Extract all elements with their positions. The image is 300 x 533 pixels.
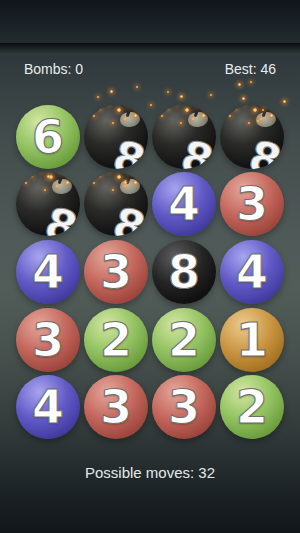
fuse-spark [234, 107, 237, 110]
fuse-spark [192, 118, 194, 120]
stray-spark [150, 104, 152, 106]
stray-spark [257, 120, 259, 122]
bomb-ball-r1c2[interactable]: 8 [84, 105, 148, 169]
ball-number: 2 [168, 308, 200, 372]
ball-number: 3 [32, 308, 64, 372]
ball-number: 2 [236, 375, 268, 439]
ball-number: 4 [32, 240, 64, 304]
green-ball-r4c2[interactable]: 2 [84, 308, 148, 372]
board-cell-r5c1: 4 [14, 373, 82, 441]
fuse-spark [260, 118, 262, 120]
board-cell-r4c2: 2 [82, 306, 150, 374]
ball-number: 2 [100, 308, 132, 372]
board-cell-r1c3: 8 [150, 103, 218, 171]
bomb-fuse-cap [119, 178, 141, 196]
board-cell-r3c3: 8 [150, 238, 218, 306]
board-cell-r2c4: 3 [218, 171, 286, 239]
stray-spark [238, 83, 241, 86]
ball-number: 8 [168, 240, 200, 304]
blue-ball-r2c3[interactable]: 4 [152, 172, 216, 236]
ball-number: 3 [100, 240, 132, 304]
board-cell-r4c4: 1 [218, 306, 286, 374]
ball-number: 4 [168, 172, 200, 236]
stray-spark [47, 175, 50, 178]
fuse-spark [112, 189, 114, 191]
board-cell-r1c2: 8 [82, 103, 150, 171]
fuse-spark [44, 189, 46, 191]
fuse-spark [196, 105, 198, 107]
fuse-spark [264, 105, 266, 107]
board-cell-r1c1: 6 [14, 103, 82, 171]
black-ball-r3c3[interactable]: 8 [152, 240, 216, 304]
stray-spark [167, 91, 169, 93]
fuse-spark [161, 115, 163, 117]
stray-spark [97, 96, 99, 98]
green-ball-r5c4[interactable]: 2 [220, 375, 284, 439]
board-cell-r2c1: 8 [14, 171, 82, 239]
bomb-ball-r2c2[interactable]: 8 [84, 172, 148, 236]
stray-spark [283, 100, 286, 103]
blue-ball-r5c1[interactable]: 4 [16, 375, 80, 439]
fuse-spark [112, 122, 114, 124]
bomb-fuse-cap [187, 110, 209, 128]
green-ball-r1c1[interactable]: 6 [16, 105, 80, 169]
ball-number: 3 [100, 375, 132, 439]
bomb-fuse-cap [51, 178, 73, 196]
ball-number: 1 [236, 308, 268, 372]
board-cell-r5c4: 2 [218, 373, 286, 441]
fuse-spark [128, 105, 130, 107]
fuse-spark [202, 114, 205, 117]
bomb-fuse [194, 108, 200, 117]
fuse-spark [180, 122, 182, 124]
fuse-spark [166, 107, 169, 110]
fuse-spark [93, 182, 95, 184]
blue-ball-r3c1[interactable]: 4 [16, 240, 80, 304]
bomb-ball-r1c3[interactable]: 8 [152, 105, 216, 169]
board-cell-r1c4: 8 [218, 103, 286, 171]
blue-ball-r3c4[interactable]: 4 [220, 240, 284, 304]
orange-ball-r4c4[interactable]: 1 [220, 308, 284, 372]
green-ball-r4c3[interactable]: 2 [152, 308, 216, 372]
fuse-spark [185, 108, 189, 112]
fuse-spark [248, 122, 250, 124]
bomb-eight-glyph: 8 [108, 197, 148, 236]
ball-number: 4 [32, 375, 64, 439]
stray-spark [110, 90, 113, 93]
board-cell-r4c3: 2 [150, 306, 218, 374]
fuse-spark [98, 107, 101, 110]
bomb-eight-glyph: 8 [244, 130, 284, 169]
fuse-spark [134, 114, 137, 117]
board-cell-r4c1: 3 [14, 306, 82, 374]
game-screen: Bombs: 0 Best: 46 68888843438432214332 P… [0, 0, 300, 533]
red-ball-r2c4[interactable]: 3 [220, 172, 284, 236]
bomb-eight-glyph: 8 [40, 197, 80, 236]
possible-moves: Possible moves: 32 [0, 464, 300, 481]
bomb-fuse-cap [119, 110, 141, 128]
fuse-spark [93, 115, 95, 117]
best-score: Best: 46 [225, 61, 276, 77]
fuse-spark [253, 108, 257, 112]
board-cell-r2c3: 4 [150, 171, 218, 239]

# Task requirements:
Copy out the data above line for line, without changing anything, and leave the pictures out of your answer.

# Finished exercise:
Extract all elements with their positions. The image is 300 x 533 pixels.
fuse-spark [234, 107, 237, 110]
fuse-spark [192, 118, 194, 120]
stray-spark [150, 104, 152, 106]
stray-spark [257, 120, 259, 122]
bomb-ball-r1c2[interactable]: 8 [84, 105, 148, 169]
ball-number: 2 [168, 308, 200, 372]
ball-number: 3 [32, 308, 64, 372]
ball-number: 2 [236, 375, 268, 439]
ball-number: 4 [32, 240, 64, 304]
green-ball-r4c2[interactable]: 2 [84, 308, 148, 372]
board-cell-r5c1: 4 [14, 373, 82, 441]
fuse-spark [260, 118, 262, 120]
board-cell-r4c2: 2 [82, 306, 150, 374]
ball-number: 2 [100, 308, 132, 372]
board-cell-r1c3: 8 [150, 103, 218, 171]
bomb-fuse-cap [119, 178, 141, 196]
board-cell-r3c3: 8 [150, 238, 218, 306]
board-cell-r2c4: 3 [218, 171, 286, 239]
stray-spark [238, 83, 241, 86]
ball-number: 8 [168, 240, 200, 304]
blue-ball-r2c3[interactable]: 4 [152, 172, 216, 236]
ball-number: 3 [100, 240, 132, 304]
board-cell-r4c4: 1 [218, 306, 286, 374]
ball-number: 4 [168, 172, 200, 236]
stray-spark [47, 175, 50, 178]
fuse-spark [112, 189, 114, 191]
board-cell-r1c2: 8 [82, 103, 150, 171]
fuse-spark [44, 189, 46, 191]
fuse-spark [196, 105, 198, 107]
fuse-spark [264, 105, 266, 107]
board-cell-r1c1: 6 [14, 103, 82, 171]
black-ball-r3c3[interactable]: 8 [152, 240, 216, 304]
stray-spark [167, 91, 169, 93]
fuse-spark [161, 115, 163, 117]
stray-spark [97, 96, 99, 98]
green-ball-r5c4[interactable]: 2 [220, 375, 284, 439]
board-cell-r2c1: 8 [14, 171, 82, 239]
bomb-ball-r2c2[interactable]: 8 [84, 172, 148, 236]
stray-spark [283, 100, 286, 103]
blue-ball-r5c1[interactable]: 4 [16, 375, 80, 439]
fuse-spark [112, 122, 114, 124]
bomb-fuse-cap [187, 110, 209, 128]
green-ball-r1c1[interactable]: 6 [16, 105, 80, 169]
ball-number: 3 [100, 375, 132, 439]
bomb-fuse-cap [51, 178, 73, 196]
ball-number: 1 [236, 308, 268, 372]
board-cell-r5c4: 2 [218, 373, 286, 441]
fuse-spark [128, 105, 130, 107]
fuse-spark [202, 114, 205, 117]
bomb-fuse [194, 108, 200, 117]
fuse-spark [180, 122, 182, 124]
fuse-spark [166, 107, 169, 110]
fuse-spark [93, 182, 95, 184]
blue-ball-r3c1[interactable]: 4 [16, 240, 80, 304]
bomb-ball-r1c3[interactable]: 8 [152, 105, 216, 169]
board-cell-r1c4: 8 [218, 103, 286, 171]
blue-ball-r3c4[interactable]: 4 [220, 240, 284, 304]
orange-ball-r4c4[interactable]: 1 [220, 308, 284, 372]
green-ball-r4c3[interactable]: 2 [152, 308, 216, 372]
fuse-spark [185, 108, 189, 112]
fuse-spark [248, 122, 250, 124]
bomb-eight-glyph: 8 [108, 197, 148, 236]
ball-number: 4 [32, 375, 64, 439]
stray-spark [110, 90, 113, 93]
board-cell-r4c3: 2 [150, 306, 218, 374]
fuse-spark [98, 107, 101, 110]
bomb-eight-glyph: 8 [244, 130, 284, 169]
fuse-spark [134, 114, 137, 117]
board-cell-r4c1: 3 [14, 306, 82, 374]
game-screen: Bombs: 0 Best: 46 68888843438432214332 P… [0, 0, 300, 533]
red-ball-r2c4[interactable]: 3 [220, 172, 284, 236]
bomb-eight-glyph: 8 [40, 197, 80, 236]
possible-moves: Possible moves: 32 [0, 464, 300, 481]
bomb-fuse-cap [119, 110, 141, 128]
fuse-spark [93, 115, 95, 117]
best-score: Best: 46 [225, 61, 276, 77]
fuse-spark [253, 108, 257, 112]
board-cell-r2c3: 4 [150, 171, 218, 239]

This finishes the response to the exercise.